Texto proporcionado =>
******

El alza de las licencias médicas y del ausentismo laboral en Chile ya dejó de ser únicamente un problema de productividad. Las cifras de la Dipres y la Suseso muestran que cada vez más trabajadores se están ausentando por motivos de salud, lo cual se intensifica durante el invierno debido al aumento de enfermedades respiratorias y cuadros virales.
El reciente fortalecimiento del Decreto Supremo 44, que obliga a las empresas a tomar medidas para proteger eficazmente la vida y salud de los trabajadores, marca un cambio relevante en cómo las organizaciones deben enfrentar esta problemática. Hoy ya no basta con reaccionar cuando una persona presenta una licencia médica; existe una responsabilidad creciente de implementar políticas preventivas y generar entornos laborales que promuevan el bienestar y reduzcan los factores de riesgo dentro de las organizaciones.

******

Filas de datos =>
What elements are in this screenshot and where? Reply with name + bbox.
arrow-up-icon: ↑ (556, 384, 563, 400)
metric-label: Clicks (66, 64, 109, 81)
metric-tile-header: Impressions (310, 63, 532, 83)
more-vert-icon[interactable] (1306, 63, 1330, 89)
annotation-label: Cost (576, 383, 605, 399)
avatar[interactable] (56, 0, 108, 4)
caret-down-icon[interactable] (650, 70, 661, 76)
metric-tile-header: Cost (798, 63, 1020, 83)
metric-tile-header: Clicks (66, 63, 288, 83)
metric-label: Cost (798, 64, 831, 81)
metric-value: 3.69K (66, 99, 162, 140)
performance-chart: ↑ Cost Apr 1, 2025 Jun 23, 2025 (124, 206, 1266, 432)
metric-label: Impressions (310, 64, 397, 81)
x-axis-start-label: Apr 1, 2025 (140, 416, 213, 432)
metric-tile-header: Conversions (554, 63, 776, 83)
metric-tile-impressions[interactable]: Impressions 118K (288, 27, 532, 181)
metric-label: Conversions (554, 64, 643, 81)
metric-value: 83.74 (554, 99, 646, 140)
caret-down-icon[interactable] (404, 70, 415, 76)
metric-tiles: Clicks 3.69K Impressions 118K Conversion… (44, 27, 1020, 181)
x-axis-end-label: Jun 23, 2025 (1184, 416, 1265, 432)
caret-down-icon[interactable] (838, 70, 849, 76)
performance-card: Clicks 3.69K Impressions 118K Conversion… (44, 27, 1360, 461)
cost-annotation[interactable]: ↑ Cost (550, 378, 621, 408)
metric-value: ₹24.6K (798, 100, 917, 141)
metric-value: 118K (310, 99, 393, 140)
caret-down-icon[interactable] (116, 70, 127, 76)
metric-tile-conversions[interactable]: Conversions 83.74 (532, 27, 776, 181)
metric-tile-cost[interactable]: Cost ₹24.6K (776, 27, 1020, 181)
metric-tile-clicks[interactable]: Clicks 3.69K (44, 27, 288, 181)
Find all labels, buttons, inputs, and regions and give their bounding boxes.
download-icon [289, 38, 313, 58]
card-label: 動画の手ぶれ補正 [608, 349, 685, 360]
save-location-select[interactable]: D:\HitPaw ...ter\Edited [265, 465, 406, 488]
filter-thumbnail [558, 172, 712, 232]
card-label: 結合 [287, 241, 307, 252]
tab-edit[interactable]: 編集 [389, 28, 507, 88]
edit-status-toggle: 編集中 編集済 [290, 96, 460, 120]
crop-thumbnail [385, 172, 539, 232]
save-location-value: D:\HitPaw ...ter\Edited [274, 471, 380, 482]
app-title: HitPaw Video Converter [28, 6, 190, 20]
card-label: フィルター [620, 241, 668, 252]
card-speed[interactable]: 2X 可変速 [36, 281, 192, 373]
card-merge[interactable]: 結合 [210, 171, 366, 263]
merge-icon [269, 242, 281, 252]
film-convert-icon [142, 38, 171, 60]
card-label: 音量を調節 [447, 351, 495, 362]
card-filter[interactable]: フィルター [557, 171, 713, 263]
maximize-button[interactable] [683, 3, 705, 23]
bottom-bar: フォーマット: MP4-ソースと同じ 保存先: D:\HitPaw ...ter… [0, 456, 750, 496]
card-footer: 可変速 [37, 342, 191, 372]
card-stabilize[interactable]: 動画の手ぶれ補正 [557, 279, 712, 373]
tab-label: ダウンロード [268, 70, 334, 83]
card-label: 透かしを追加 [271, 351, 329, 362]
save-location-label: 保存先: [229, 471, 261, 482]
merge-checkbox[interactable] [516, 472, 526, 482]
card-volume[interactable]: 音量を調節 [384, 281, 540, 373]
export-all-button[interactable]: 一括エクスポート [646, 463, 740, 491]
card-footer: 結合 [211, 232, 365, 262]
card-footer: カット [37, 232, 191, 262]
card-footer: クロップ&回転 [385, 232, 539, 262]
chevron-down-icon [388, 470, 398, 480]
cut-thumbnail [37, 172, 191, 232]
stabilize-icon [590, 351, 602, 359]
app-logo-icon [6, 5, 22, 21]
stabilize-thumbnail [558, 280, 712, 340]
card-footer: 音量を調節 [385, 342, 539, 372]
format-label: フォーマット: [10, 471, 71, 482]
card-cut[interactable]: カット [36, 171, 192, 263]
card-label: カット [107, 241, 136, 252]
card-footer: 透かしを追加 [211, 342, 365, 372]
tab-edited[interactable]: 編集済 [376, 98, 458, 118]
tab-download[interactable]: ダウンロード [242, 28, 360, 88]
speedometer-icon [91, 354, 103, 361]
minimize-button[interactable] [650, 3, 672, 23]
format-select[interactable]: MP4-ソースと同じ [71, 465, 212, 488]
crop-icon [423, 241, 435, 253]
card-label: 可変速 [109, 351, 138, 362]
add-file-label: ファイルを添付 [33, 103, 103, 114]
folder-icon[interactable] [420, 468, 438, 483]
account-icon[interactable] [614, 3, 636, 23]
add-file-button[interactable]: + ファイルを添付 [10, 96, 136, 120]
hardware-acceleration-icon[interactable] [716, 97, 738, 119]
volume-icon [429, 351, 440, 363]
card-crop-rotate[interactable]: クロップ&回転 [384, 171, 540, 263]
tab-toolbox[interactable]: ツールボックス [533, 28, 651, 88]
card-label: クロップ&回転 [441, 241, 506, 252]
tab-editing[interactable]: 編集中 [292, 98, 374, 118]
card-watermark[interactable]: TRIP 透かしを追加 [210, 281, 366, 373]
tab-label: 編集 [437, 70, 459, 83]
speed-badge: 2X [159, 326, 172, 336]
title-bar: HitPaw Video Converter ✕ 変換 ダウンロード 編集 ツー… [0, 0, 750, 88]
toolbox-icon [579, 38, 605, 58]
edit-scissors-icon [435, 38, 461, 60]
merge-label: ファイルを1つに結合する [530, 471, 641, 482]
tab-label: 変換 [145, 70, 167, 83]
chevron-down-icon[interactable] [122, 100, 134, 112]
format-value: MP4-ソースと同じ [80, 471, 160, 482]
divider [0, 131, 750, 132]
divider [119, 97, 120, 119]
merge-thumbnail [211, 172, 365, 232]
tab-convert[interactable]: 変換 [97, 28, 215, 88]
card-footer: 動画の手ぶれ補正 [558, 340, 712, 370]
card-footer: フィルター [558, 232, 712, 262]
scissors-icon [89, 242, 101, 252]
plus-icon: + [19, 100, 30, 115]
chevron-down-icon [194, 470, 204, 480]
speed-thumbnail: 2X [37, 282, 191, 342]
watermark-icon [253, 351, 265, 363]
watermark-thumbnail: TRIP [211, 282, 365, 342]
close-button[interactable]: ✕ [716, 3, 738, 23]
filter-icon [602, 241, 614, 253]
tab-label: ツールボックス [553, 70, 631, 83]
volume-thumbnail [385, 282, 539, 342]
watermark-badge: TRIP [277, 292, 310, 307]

******

Requisitos del ejercicio =>
Cite textualmente el fragmento del texto sobre las licencias médicas que comienza con las palabras "El alza de las" y termina con "de las organizaciones.".

Respuesta escrita =>
El alza de las licencias médicas y del ausentismo laboral en Chile ya dejó de ser únicamente un problema de productividad. Las cifras de la Dipres y la Suseso muestran que cada vez más trabajadores se están ausentando por motivos de salud, lo cual se intensifica durante el invierno debido al aumento de enfermedades respiratorias y cuadros virales.
El reciente fortalecimiento del Decreto Supremo 44, que obliga a las empresas a tomar medidas para proteger eficazmente la vida y salud de los trabajadores, marca un cambio relevante en cómo las organizaciones deben enfrentar esta problemática. Hoy ya no basta con reaccionar cuando una persona presenta una licencia médica; existe una responsabilidad creciente de implementar políticas preventivas y generar entornos laborales que promuevan el bienestar y reduzcan los factores de riesgo dentro de las organizaciones.